Passage shown ->
--------------------
Social Worker - Community Transitions

The Information Center, Inc.Taylor, MI
1d

About The Position

Under the general supervision of the VP/COO, or designee, the Transition Navigator conducts and tracks Transition Services activities, tracks and prepares referral reports, tracks billable units and submits billing and claims. This role requires the use of person-centered planning principles to assist individuals in transitioning from nursing facilities to a community-based setting.

Requirements

  • Experience with person-centered planning, accessing long-term and HCBS services, and addressing barriers to discharge is required.
  • Ability to lift and carry 25 lbs., ability to stand for long periods of time on day of transition
  • Demonstrated networking and relationship-building skills.
  • Strong computer skills in Word, Excel, and Outlook are required.
  • Conflict management ability
  • Strong attention to detail
  • Strong oral and written communication skills
  • Problem solving ability
  • LBSW, LMSW, or RN, licensed in the state of Michigan is required.
  • Must possess a valid Michigan Driver's License, current automobile coverage, and have reliable transportation to travel within the geographic regions.

Responsibilities

  • Utilize person-centered planning principles to assess and determine program eligibility for individuals who are Medicaid-eligible and have a barrier to discharge.
  • Conduct face-to-face introductory meetings and provide a program information packet to individuals.
  • Perform a face-to-face Community Transition Assessment (CTA) to determine the individual’s needs and preferences and evaluate potential issues that may affect their transition plan.
  • Develop a comprehensive Person-Centered Service Plan with participants and their supports, ensuring it addresses projected costs and barriers to transition.
  • Ensure participants, guardians, and family members are actively involved in the service planning process.
  • Shop for household goods and services and be physically present on day of move to assist participant with set up and ensure all needs are met.
  • Provide pre-transition Housing Transition Services by assisting with housing search, application processes, and preparing the living environment for move-in.
  • Implement and monitor the Person-Centered Service Plan, including linking individuals to home and community-based services (HCBS) and continuously updating the plan as needs change.
  • Monitor the delivery of services and supports to achieve participant goals.
--------------------
Records shown ->
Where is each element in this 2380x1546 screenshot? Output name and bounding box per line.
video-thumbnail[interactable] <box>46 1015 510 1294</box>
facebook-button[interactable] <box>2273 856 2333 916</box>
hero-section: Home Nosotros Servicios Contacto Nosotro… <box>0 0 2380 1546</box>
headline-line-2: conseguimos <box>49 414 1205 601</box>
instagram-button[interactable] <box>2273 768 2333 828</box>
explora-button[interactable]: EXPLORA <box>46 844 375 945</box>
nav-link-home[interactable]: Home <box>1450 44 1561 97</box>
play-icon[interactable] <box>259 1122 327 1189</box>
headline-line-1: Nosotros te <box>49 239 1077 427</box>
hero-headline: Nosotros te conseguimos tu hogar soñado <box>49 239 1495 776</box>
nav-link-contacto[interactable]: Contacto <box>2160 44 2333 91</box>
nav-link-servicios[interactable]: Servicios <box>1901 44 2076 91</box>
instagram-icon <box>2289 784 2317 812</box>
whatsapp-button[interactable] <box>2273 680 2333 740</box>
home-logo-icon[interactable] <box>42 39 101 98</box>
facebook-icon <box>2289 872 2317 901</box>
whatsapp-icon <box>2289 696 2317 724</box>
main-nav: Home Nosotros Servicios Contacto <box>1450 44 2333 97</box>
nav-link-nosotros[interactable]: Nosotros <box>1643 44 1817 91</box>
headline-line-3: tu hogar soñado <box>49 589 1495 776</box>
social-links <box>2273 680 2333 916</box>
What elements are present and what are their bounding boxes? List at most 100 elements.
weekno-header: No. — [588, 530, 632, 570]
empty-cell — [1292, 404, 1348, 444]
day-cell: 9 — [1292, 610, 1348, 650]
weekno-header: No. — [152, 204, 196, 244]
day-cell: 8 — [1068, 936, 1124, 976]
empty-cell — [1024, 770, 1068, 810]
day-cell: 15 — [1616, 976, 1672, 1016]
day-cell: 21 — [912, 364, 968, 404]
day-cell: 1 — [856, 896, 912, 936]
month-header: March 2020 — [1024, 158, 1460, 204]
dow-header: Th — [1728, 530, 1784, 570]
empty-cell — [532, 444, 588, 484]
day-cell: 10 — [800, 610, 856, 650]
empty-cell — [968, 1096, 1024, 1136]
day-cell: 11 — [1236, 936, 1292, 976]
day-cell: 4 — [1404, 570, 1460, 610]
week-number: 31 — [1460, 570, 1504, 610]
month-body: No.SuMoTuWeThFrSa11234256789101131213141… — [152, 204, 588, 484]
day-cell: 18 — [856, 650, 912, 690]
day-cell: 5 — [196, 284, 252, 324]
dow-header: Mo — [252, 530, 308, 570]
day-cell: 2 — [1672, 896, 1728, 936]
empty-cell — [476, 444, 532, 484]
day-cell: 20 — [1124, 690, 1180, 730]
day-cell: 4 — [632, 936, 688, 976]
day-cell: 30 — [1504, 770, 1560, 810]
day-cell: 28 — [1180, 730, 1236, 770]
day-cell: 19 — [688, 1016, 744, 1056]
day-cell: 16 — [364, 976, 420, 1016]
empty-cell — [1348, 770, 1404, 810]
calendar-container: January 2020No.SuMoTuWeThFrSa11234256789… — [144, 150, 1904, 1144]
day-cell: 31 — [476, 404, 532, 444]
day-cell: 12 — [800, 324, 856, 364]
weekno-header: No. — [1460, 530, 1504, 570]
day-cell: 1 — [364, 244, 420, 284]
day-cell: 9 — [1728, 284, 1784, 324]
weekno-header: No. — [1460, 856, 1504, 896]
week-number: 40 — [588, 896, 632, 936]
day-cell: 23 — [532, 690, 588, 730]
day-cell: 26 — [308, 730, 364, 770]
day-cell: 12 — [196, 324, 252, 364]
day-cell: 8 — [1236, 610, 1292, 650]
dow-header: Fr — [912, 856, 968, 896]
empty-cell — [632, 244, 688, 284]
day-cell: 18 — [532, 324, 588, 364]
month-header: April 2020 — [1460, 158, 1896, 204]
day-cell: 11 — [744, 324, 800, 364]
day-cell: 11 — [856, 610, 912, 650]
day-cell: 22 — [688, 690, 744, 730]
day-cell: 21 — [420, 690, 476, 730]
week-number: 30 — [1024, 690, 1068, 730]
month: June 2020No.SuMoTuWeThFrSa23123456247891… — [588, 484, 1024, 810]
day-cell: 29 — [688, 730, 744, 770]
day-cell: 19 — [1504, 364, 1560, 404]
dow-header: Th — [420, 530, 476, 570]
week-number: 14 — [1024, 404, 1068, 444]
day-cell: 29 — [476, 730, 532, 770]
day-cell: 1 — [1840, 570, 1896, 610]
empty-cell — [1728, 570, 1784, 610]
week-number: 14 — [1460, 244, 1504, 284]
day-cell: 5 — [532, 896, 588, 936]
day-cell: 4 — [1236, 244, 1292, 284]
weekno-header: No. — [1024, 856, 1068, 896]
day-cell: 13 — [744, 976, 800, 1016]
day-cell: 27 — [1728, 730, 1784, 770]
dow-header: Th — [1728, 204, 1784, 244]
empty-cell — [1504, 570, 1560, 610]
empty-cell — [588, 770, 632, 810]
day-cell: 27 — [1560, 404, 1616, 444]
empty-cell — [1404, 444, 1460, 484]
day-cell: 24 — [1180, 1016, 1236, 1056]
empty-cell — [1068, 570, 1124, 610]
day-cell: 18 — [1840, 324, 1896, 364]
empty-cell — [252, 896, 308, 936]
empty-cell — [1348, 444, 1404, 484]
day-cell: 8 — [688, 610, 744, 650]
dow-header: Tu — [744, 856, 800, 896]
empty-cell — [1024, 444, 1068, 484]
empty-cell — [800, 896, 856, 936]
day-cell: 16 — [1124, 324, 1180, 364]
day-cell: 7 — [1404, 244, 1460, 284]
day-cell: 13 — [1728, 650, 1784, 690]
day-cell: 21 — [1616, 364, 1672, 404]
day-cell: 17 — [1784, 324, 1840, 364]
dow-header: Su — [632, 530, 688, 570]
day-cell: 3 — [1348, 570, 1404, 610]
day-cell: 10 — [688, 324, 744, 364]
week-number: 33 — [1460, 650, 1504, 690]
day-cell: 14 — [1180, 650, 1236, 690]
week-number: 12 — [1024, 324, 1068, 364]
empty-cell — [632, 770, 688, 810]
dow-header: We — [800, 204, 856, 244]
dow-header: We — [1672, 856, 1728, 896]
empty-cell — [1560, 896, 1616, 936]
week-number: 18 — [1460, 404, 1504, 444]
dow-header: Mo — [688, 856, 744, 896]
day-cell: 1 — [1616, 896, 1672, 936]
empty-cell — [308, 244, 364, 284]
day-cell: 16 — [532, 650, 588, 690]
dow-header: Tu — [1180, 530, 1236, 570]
--------------------
Requirement ->
Pick up the Social Worker - Community Transitions job posting after its final responsibility and continue it in the same style.

Output for this task ->
  • Report critical incidents and remediation plans or processes to the Michigan Department of Health and Human Services (MDHHS) according to MDHHS policy and guidelines.
  • Maintain contact and professional relationships with assigned nursing facility staff and other collaborative partners such as local MI Choice waiver agencies, Area Agencies on Aging, and Centers for Independent Living.
  • Respond to information requests from MDHHS and cooperate with case record reviews.
  • Submit prior authorizations to MDHHS through CHAMPS for transition services.
  • Provide Adverse Action Notices to participants when services are terminated, suspended, or reduced, or when a request is denied.
  • Conduct a post-transition CTA within 30 days to evaluate the new living arrangement and services.
  • Track all referrals in the Nursing Facility Transition (NFT) Portal in COMPASS, input participant information, and upload required documents.
  • Document all service activity and phone contact per contract requirements.
  • Maintain billable units at 50 – 60% of monthly workload.
  • Submit billable units monthly to supervisor.
  • Complete billing and submit claims by the 10th of the month following services.
  • Coordinate care with Highly Integrated Dual Eligible Special Needs Plans (HIDE SNPs) to ensure continuity of care for individuals receiving services from both organizations.
  • Direct enrollees to the HIDE-SNP's grievance and appeal process as appropriate.
  • Protect the confidentiality of all participant information and maintain it in controlled access files for at least six years.
  • Participate in transition training and project coordination meetings as scheduled.